Task directions:
Send back all the data below, exactly as given.

•••

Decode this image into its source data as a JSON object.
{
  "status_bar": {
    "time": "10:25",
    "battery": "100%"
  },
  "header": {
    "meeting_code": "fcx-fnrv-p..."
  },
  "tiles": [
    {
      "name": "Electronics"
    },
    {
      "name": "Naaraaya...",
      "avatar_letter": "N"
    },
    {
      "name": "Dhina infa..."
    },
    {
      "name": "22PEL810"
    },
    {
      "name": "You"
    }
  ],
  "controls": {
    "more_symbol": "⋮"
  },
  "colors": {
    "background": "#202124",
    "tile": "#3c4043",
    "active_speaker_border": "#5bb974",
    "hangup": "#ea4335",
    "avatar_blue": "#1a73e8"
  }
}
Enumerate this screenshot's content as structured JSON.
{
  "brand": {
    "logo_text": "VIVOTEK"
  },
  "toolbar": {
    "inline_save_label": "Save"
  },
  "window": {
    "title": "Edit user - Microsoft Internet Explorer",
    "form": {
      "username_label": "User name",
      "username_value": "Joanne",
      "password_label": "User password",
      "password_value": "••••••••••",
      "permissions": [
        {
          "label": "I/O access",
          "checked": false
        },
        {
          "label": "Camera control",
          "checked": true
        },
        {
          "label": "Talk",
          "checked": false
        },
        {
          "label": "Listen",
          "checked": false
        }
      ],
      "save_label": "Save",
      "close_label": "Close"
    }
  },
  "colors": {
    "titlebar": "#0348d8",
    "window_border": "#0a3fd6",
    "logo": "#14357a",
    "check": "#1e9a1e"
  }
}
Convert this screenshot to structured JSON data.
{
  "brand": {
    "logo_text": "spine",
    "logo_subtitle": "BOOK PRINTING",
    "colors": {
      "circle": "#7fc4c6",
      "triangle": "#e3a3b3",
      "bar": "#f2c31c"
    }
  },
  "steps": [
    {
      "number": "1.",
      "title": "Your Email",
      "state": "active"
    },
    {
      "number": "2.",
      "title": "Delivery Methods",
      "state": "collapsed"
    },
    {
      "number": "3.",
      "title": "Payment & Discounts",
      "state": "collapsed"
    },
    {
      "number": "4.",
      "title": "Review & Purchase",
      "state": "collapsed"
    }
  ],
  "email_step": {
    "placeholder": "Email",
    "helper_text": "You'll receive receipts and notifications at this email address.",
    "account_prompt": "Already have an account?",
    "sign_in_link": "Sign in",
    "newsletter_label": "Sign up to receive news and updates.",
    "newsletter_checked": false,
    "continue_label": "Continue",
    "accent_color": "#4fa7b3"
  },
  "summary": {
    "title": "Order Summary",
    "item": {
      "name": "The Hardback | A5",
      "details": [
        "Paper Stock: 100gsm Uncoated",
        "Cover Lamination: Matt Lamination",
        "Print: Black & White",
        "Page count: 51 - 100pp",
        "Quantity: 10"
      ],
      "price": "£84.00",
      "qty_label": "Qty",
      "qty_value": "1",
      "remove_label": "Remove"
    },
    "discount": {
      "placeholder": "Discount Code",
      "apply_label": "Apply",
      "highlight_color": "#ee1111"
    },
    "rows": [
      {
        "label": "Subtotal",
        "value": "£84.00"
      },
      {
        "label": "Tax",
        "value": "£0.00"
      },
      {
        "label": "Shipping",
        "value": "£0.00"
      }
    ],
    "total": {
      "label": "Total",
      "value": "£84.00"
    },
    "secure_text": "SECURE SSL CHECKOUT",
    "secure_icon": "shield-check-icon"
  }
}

•••

Reply to the task:
Decode this image into its source data as a JSON object.
{
  "status_bar": {
    "time": "10:25",
    "battery": "100%"
  },
  "header": {
    "meeting_code": "fcx-fnrv-p..."
  },
  "tiles": [
    {
      "name": "Electronics"
    },
    {
      "name": "Naaraaya...",
      "avatar_letter": "N"
    },
    {
      "name": "Dhina infa..."
    },
    {
      "name": "22PEL810"
    },
    {
      "name": "You"
    }
  ],
  "controls": {
    "more_symbol": "⋮"
  },
  "colors": {
    "background": "#202124",
    "tile": "#3c4043",
    "active_speaker_border": "#5bb974",
    "hangup": "#ea4335",
    "avatar_blue": "#1a73e8"
  }
}
Enumerate this screenshot's content as structured JSON.
{
  "brand": {
    "logo_text": "VIVOTEK"
  },
  "toolbar": {
    "inline_save_label": "Save"
  },
  "window": {
    "title": "Edit user - Microsoft Internet Explorer",
    "form": {
      "username_label": "User name",
      "username_value": "Joanne",
      "password_label": "User password",
      "password_value": "••••••••••",
      "permissions": [
        {
          "label": "I/O access",
          "checked": false
        },
        {
          "label": "Camera control",
          "checked": true
        },
        {
          "label": "Talk",
          "checked": false
        },
        {
          "label": "Listen",
          "checked": false
        }
      ],
      "save_label": "Save",
      "close_label": "Close"
    }
  },
  "colors": {
    "titlebar": "#0348d8",
    "window_border": "#0a3fd6",
    "logo": "#14357a",
    "check": "#1e9a1e"
  }
}
Convert this screenshot to structured JSON data.
{
  "brand": {
    "logo_text": "spine",
    "logo_subtitle": "BOOK PRINTING",
    "colors": {
      "circle": "#7fc4c6",
      "triangle": "#e3a3b3",
      "bar": "#f2c31c"
    }
  },
  "steps": [
    {
      "number": "1.",
      "title": "Your Email",
      "state": "active"
    },
    {
      "number": "2.",
      "title": "Delivery Methods",
      "state": "collapsed"
    },
    {
      "number": "3.",
      "title": "Payment & Discounts",
      "state": "collapsed"
    },
    {
      "number": "4.",
      "title": "Review & Purchase",
      "state": "collapsed"
    }
  ],
  "email_step": {
    "placeholder": "Email",
    "helper_text": "You'll receive receipts and notifications at this email address.",
    "account_prompt": "Already have an account?",
    "sign_in_link": "Sign in",
    "newsletter_label": "Sign up to receive news and updates.",
    "newsletter_checked": false,
    "continue_label": "Continue",
    "accent_color": "#4fa7b3"
  },
  "summary": {
    "title": "Order Summary",
    "item": {
      "name": "The Hardback | A5",
      "details": [
        "Paper Stock: 100gsm Uncoated",
        "Cover Lamination: Matt Lamination",
        "Print: Black & White",
        "Page count: 51 - 100pp",
        "Quantity: 10"
      ],
      "price": "£84.00",
      "qty_label": "Qty",
      "qty_value": "1",
      "remove_label": "Remove"
    },
    "discount": {
      "placeholder": "Discount Code",
      "apply_label": "Apply",
      "highlight_color": "#ee1111"
    },
    "rows": [
      {
        "label": "Subtotal",
        "value": "£84.00"
      },
      {
        "label": "Tax",
        "value": "£0.00"
      },
      {
        "label": "Shipping",
        "value": "£0.00"
      }
    ],
    "total": {
      "label": "Total",
      "value": "£84.00"
    },
    "secure_text": "SECURE SSL CHECKOUT",
    "secure_icon": "shield-check-icon"
  }
}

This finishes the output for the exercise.